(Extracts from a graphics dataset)
* * * *

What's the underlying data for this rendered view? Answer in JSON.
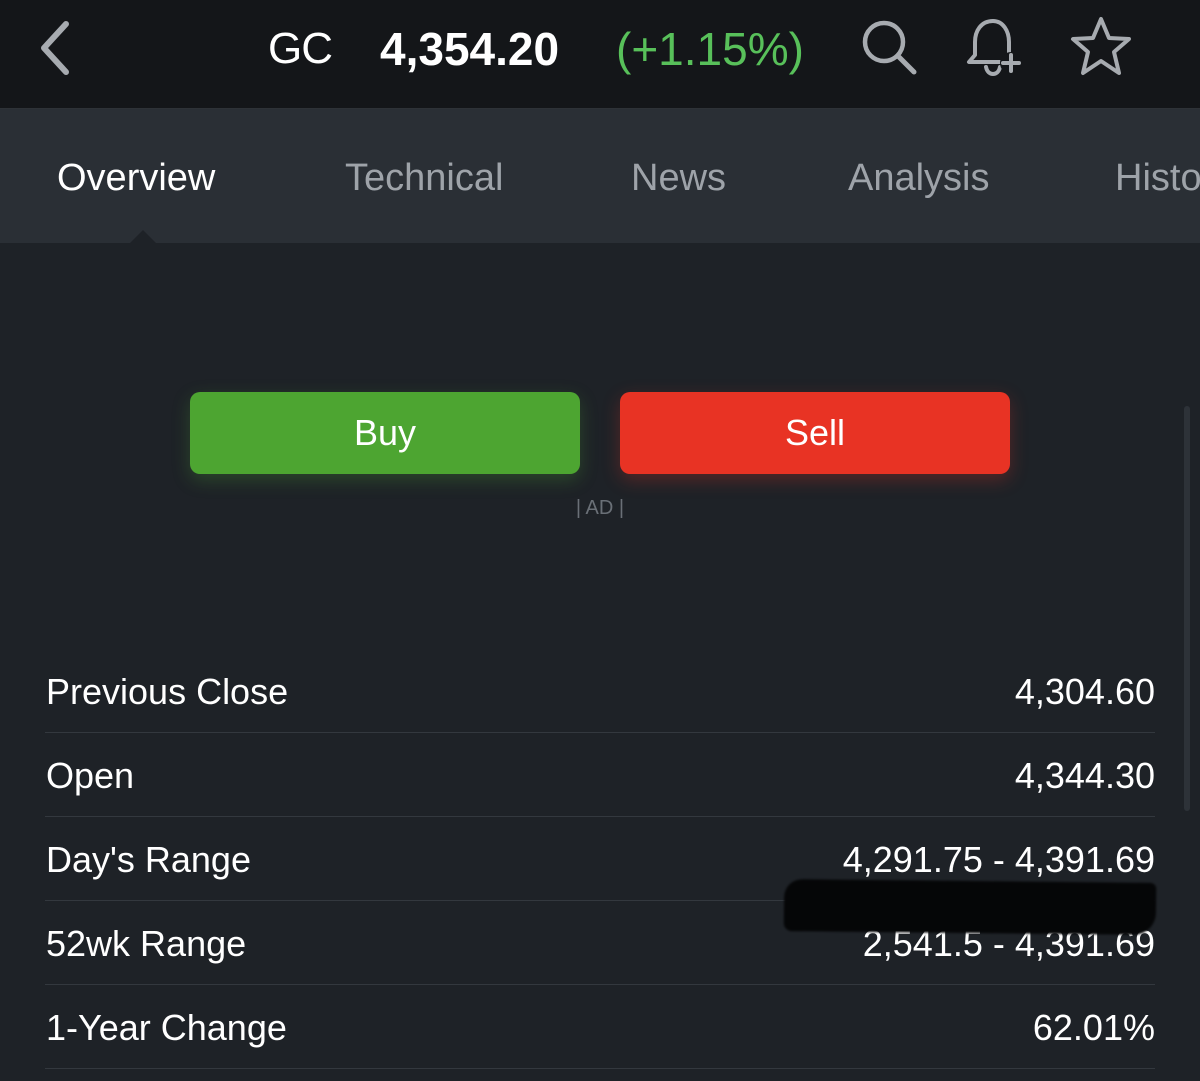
{
  "header": {
    "back_icon": "chevron-left-icon",
    "symbol": "GC",
    "price": "4,354.20",
    "change": "(+1.15%)",
    "change_color": "#58c05a",
    "icons": [
      "search-icon",
      "bell-plus-icon",
      "star-icon"
    ]
  },
  "tabs": [
    {
      "label": "Overview",
      "active": true
    },
    {
      "label": "Technical",
      "active": false
    },
    {
      "label": "News",
      "active": false
    },
    {
      "label": "Analysis",
      "active": false
    },
    {
      "label": "Historical Data",
      "active": false
    }
  ],
  "actions": {
    "buy_label": "Buy",
    "buy_color": "#4da531",
    "sell_label": "Sell",
    "sell_color": "#e83324",
    "ad_label": "| AD |"
  },
  "stats": [
    {
      "label": "Previous Close",
      "value": "4,304.60"
    },
    {
      "label": "Open",
      "value": "4,344.30"
    },
    {
      "label": "Day's Range",
      "value": "4,291.75 - 4,391.69"
    },
    {
      "label": "52wk Range",
      "value": "2,541.5 - 4,391.69"
    },
    {
      "label": "1-Year Change",
      "value": "62.01%"
    }
  ]
}
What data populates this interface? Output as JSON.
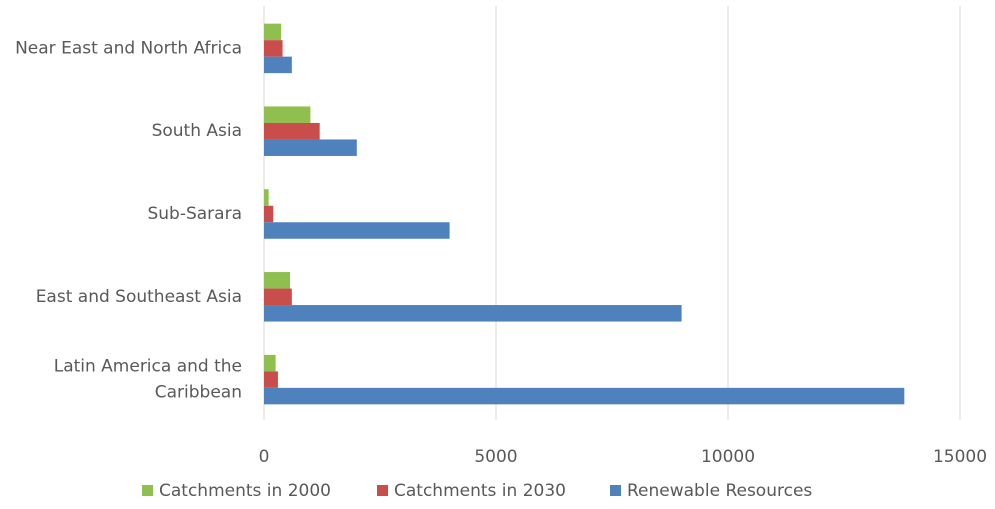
{
  "chart_data": {
    "type": "bar",
    "orientation": "horizontal",
    "categories": [
      "Near East and North Africa",
      "South Asia",
      "Sub-Sarara",
      "East and Southeast Asia",
      "Latin America and the Caribbean"
    ],
    "category_lines": [
      [
        "Near East and North Africa"
      ],
      [
        "South Asia"
      ],
      [
        "Sub-Sarara"
      ],
      [
        "East and Southeast Asia"
      ],
      [
        "Latin America and the",
        "Caribbean"
      ]
    ],
    "series": [
      {
        "name": "Catchments in 2000",
        "color": "#8fbf4f",
        "values": [
          370,
          1000,
          100,
          560,
          250
        ]
      },
      {
        "name": "Catchments in 2030",
        "color": "#c94e4b",
        "values": [
          400,
          1200,
          200,
          600,
          300
        ]
      },
      {
        "name": "Renewable Resources",
        "color": "#4f81bd",
        "values": [
          600,
          2000,
          4000,
          9000,
          13800
        ]
      }
    ],
    "xlim": [
      0,
      15000
    ],
    "xticks": [
      0,
      5000,
      10000,
      15000
    ],
    "xtick_labels": [
      "0",
      "5000",
      "10000",
      "15000"
    ],
    "grid": true,
    "legend_position": "bottom",
    "title": "",
    "xlabel": "",
    "ylabel": ""
  }
}
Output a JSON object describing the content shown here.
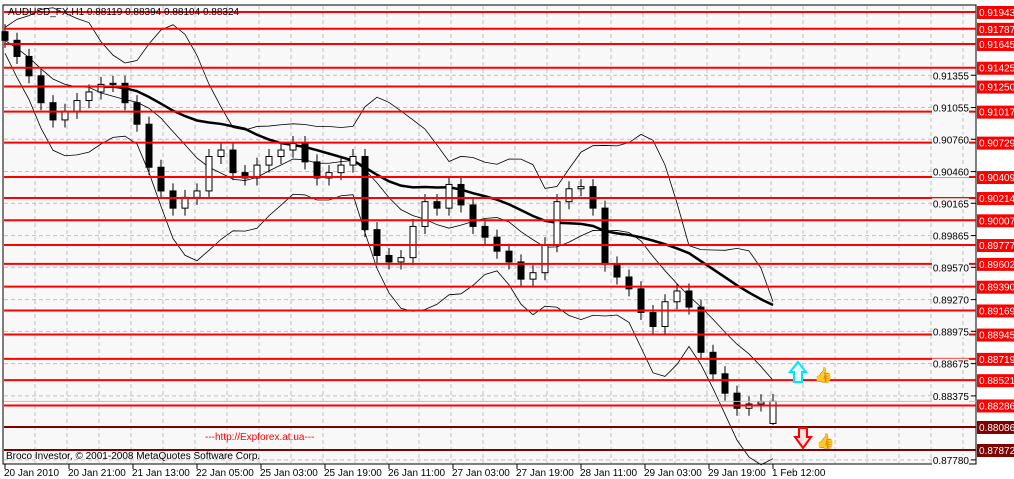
{
  "window": {
    "title": "AUDUSD_FX,H1  0.88119 0.88394 0.88104 0.88324",
    "watermark": "---http://Expforex.at.ua---",
    "copyright": "Broco Investor, © 2001-2008 MetaQuotes Software Corp."
  },
  "colors": {
    "background": "#f8f8f8",
    "level_red": "#ff0000",
    "level_dark": "#800000",
    "candles": "#000000",
    "grid": "#c0c0c0",
    "up_arrow": "#00e5ff",
    "down_arrow": "#ff0000",
    "thumb": "#00d0e0"
  },
  "icons": {
    "buy_signal": "up-arrow-icon",
    "sell_signal": "down-arrow-icon",
    "buy_thumb": "thumbs-up-icon",
    "sell_thumb": "thumbs-up-icon"
  },
  "chart_data": {
    "type": "candlestick",
    "symbol": "AUDUSD_FX",
    "timeframe": "H1",
    "last_bar": {
      "open": 0.88119,
      "high": 0.88394,
      "low": 0.88104,
      "close": 0.88324
    },
    "ylim": [
      0.8774,
      0.92
    ],
    "grid": true,
    "indicators": [
      "moving-average",
      "bollinger-bands"
    ],
    "x_tick_labels": [
      "20 Jan 2010",
      "20 Jan 21:00",
      "21 Jan 13:00",
      "22 Jan 05:00",
      "25 Jan 03:00",
      "25 Jan 19:00",
      "26 Jan 11:00",
      "27 Jan 03:00",
      "27 Jan 19:00",
      "28 Jan 11:00",
      "29 Jan 03:00",
      "29 Jan 19:00",
      "1 Feb 12:00"
    ],
    "y_tick_labels": [
      "0.91355",
      "0.91055",
      "0.90760",
      "0.90460",
      "0.90165",
      "0.89865",
      "0.89570",
      "0.89270",
      "0.88975",
      "0.88675",
      "0.88375",
      "0.87780"
    ],
    "closes": [
      0.9168,
      0.9153,
      0.9135,
      0.911,
      0.9094,
      0.9102,
      0.9112,
      0.912,
      0.9127,
      0.9128,
      0.911,
      0.909,
      0.905,
      0.9028,
      0.9012,
      0.9022,
      0.9028,
      0.906,
      0.9066,
      0.9045,
      0.904,
      0.9052,
      0.906,
      0.9066,
      0.9072,
      0.9055,
      0.904,
      0.9045,
      0.9052,
      0.906,
      0.8992,
      0.8968,
      0.8962,
      0.8966,
      0.8995,
      0.9018,
      0.9012,
      0.9034,
      0.9015,
      0.8995,
      0.8985,
      0.8972,
      0.8962,
      0.8946,
      0.8952,
      0.8978,
      0.9018,
      0.903,
      0.9032,
      0.9012,
      0.896,
      0.8948,
      0.8937,
      0.8915,
      0.8902,
      0.8925,
      0.8935,
      0.892,
      0.8878,
      0.8858,
      0.884,
      0.8826,
      0.883,
      0.8832,
      0.88324
    ],
    "levels": [
      {
        "price": 0.91943,
        "label": "0.91943",
        "style": "red"
      },
      {
        "price": 0.91787,
        "label": "0.91787",
        "style": "red"
      },
      {
        "price": 0.91645,
        "label": "0.91645",
        "style": "red"
      },
      {
        "price": 0.91425,
        "label": "0.91425",
        "style": "red"
      },
      {
        "price": 0.9125,
        "label": "0.91250",
        "style": "red"
      },
      {
        "price": 0.91017,
        "label": "0.91017",
        "style": "red"
      },
      {
        "price": 0.90729,
        "label": "0.90729",
        "style": "red"
      },
      {
        "price": 0.90409,
        "label": "0.90409",
        "style": "red"
      },
      {
        "price": 0.90214,
        "label": "0.90214",
        "style": "red"
      },
      {
        "price": 0.90007,
        "label": "0.90007",
        "style": "red"
      },
      {
        "price": 0.89777,
        "label": "0.89777",
        "style": "red"
      },
      {
        "price": 0.89602,
        "label": "0.89602",
        "style": "red"
      },
      {
        "price": 0.8939,
        "label": "0.89390",
        "style": "red"
      },
      {
        "price": 0.89169,
        "label": "0.89169",
        "style": "red"
      },
      {
        "price": 0.88945,
        "label": "0.88945",
        "style": "red"
      },
      {
        "price": 0.88719,
        "label": "0.88719",
        "style": "red"
      },
      {
        "price": 0.88521,
        "label": "0.88521",
        "style": "red"
      },
      {
        "price": 0.88286,
        "label": "0.88286",
        "style": "red"
      },
      {
        "price": 0.88086,
        "label": "0.88086",
        "style": "dark"
      },
      {
        "price": 0.87872,
        "label": "0.87872",
        "style": "dark"
      }
    ],
    "current_price_label": "0.88324"
  }
}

* * * *

From the listing above, copy every line that includes the word "Asia".

      "South Asia",
      "East and Southeast Asia",
        "South Asia"
        "East and Southeast Asia"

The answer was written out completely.